▶ Instruction
Gather all lines in the data that hold the string "your".

▶ Supplied entries
════════════════

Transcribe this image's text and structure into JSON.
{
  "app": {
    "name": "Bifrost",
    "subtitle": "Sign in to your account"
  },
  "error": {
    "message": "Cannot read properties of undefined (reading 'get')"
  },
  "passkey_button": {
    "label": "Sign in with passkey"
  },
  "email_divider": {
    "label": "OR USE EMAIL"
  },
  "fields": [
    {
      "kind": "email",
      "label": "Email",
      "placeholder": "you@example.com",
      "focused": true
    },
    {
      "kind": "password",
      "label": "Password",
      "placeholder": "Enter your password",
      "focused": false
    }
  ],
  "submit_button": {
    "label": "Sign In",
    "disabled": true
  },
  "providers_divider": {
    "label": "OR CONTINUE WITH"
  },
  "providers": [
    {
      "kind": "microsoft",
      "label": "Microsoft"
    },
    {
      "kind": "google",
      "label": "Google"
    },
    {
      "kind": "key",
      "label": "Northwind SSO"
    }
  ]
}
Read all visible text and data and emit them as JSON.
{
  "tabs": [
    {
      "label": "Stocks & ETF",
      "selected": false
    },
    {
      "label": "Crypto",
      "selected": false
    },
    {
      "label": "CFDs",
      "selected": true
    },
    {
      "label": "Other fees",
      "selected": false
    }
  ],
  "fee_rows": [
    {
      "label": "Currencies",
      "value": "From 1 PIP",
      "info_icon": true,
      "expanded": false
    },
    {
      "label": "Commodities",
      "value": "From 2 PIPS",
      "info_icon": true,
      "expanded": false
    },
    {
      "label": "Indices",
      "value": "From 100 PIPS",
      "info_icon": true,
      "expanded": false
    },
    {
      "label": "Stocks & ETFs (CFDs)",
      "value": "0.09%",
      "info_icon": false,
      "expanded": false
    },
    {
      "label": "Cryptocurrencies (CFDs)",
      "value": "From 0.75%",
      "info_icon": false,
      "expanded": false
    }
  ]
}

════════════════

▶ Task answer
    "subtitle": "Sign in to your account"
      "placeholder": "Enter your password",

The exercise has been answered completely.